▶ _Problem to solve_: Locate the string "output" in the records below. Copy every line where it occurs.

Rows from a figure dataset
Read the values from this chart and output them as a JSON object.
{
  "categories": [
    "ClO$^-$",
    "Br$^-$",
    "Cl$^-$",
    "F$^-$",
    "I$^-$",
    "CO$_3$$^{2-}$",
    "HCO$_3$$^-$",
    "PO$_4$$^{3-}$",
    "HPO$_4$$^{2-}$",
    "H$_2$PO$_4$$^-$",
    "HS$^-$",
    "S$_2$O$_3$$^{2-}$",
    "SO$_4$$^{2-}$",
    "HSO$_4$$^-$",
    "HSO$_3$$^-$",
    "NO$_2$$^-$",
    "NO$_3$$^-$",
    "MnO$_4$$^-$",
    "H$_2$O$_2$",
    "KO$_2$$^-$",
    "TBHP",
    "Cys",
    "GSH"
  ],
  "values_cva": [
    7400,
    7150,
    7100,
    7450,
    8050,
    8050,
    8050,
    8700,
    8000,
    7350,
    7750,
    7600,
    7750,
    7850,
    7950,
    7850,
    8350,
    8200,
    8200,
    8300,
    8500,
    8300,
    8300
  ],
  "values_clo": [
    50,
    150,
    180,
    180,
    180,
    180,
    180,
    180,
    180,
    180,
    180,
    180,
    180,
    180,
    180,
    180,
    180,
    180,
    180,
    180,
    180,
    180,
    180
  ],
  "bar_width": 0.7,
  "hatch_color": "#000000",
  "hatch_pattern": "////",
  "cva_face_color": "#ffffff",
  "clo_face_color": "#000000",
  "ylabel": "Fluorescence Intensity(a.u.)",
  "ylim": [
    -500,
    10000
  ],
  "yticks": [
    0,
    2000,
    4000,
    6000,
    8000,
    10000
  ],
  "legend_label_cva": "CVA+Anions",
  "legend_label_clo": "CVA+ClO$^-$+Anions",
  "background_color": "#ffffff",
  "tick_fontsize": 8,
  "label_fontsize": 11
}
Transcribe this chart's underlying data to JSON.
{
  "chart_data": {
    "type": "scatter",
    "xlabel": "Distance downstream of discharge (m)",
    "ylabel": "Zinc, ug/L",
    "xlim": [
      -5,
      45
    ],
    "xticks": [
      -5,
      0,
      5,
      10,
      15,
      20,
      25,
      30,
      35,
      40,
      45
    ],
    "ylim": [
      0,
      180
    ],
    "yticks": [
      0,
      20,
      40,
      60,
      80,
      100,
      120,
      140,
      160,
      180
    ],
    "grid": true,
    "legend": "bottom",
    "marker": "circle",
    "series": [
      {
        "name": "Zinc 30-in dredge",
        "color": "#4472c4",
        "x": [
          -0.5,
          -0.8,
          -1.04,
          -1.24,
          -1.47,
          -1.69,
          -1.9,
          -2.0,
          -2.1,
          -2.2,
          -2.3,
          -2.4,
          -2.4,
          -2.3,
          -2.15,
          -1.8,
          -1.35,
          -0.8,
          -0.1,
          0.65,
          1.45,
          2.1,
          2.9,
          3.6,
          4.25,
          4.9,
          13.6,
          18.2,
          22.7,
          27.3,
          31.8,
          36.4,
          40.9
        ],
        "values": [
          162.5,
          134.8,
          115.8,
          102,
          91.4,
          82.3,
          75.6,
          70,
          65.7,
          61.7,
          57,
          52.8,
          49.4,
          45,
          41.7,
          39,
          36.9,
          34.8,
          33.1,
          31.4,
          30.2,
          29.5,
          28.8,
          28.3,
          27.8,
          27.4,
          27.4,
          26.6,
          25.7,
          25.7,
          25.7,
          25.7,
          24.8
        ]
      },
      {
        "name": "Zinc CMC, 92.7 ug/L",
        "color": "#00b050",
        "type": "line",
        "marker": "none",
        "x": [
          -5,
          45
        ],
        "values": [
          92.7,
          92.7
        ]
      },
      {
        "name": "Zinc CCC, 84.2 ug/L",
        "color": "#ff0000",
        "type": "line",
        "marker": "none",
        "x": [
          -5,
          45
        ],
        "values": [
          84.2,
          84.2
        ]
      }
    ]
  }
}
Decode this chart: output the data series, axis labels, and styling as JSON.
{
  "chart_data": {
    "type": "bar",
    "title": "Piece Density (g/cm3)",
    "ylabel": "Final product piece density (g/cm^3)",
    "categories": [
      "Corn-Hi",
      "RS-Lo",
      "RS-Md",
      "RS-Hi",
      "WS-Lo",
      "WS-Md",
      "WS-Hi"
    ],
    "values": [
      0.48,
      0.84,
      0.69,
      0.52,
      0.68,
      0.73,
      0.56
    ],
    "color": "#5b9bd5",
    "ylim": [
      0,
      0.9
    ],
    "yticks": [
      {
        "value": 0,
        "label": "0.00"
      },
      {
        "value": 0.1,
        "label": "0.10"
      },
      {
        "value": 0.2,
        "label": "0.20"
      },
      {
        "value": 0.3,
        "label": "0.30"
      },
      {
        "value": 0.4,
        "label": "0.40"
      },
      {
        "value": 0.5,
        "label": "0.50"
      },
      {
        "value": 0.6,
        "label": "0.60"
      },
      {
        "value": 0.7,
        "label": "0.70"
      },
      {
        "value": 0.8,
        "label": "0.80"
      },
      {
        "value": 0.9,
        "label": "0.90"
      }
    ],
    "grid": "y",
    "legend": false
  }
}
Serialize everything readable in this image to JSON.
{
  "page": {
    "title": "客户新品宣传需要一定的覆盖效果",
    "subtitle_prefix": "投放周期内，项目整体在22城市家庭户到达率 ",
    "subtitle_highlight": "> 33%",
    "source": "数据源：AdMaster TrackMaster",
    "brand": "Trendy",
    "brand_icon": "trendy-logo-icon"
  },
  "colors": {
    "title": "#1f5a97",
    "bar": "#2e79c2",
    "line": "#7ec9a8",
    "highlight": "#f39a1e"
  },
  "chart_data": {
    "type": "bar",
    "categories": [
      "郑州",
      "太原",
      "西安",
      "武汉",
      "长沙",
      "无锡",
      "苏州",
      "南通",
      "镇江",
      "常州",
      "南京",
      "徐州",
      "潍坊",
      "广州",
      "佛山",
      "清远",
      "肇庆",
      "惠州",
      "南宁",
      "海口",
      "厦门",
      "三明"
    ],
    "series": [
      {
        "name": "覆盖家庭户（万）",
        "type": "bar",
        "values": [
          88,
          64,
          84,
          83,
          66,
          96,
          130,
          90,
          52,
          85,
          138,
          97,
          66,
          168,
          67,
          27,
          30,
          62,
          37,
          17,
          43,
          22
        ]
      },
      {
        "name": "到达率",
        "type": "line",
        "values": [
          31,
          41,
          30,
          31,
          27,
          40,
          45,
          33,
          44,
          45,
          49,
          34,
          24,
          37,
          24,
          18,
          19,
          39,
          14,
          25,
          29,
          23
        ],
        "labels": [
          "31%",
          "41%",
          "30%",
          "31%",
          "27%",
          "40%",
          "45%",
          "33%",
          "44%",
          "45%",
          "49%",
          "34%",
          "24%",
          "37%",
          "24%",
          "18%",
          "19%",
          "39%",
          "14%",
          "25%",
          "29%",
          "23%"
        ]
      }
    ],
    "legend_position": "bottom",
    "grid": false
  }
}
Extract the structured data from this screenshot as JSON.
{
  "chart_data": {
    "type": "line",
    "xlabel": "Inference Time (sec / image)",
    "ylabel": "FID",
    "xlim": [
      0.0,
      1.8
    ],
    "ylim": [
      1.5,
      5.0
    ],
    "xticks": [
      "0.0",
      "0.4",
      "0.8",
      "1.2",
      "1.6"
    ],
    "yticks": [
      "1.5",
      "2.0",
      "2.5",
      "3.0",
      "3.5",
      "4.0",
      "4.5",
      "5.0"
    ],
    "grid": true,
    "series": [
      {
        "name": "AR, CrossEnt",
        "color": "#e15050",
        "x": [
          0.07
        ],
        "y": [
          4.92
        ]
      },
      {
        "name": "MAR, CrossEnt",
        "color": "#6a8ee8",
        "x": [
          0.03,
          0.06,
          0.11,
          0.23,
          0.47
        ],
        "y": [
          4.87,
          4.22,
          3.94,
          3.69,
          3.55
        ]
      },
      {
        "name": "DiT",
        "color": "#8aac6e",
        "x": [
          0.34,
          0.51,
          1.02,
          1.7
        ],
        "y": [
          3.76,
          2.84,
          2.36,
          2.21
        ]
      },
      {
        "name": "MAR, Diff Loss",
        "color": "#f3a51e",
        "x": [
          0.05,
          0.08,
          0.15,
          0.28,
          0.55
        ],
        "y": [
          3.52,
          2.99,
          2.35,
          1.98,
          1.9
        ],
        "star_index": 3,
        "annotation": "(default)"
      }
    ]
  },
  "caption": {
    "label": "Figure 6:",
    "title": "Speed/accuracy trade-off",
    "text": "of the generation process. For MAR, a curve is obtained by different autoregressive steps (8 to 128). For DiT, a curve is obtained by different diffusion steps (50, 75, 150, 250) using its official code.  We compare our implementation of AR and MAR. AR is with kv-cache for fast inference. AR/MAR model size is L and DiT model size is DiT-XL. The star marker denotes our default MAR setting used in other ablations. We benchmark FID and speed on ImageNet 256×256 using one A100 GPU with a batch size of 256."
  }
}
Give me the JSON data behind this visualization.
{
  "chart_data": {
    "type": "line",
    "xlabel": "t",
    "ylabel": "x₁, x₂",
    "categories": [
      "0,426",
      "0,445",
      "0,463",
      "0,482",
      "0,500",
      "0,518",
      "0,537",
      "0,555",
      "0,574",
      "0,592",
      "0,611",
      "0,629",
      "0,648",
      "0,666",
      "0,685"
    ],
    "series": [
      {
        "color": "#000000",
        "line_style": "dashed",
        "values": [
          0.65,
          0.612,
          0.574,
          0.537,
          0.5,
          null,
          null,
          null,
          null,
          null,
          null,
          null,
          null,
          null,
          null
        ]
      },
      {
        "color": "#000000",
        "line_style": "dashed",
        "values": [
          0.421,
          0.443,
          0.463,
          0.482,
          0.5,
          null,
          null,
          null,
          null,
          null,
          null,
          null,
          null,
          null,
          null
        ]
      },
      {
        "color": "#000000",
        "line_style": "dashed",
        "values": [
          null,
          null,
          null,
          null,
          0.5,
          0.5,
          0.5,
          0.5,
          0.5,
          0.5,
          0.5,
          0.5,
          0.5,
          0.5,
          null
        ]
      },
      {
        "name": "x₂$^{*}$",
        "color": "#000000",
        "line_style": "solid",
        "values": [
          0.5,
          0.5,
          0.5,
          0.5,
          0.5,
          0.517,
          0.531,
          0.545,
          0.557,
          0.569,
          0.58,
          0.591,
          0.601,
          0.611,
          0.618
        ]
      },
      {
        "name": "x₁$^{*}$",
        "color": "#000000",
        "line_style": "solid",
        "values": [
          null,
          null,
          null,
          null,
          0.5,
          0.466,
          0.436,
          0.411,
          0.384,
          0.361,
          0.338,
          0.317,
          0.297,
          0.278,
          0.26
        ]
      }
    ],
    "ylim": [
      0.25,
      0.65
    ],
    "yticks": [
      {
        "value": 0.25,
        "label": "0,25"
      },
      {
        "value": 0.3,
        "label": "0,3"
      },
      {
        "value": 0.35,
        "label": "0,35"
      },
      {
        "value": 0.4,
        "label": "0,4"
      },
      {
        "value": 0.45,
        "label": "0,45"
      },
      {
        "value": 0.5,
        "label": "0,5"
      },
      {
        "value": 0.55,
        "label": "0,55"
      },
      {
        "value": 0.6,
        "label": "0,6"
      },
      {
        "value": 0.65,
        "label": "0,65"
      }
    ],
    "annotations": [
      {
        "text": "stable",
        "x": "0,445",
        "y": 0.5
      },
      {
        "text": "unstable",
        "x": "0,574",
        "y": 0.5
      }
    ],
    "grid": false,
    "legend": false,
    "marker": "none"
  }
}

▶ _Result of this task_:
Read the values from this chart and output them as a JSON object.
Decode this chart: output the data series, axis labels, and styling as JSON.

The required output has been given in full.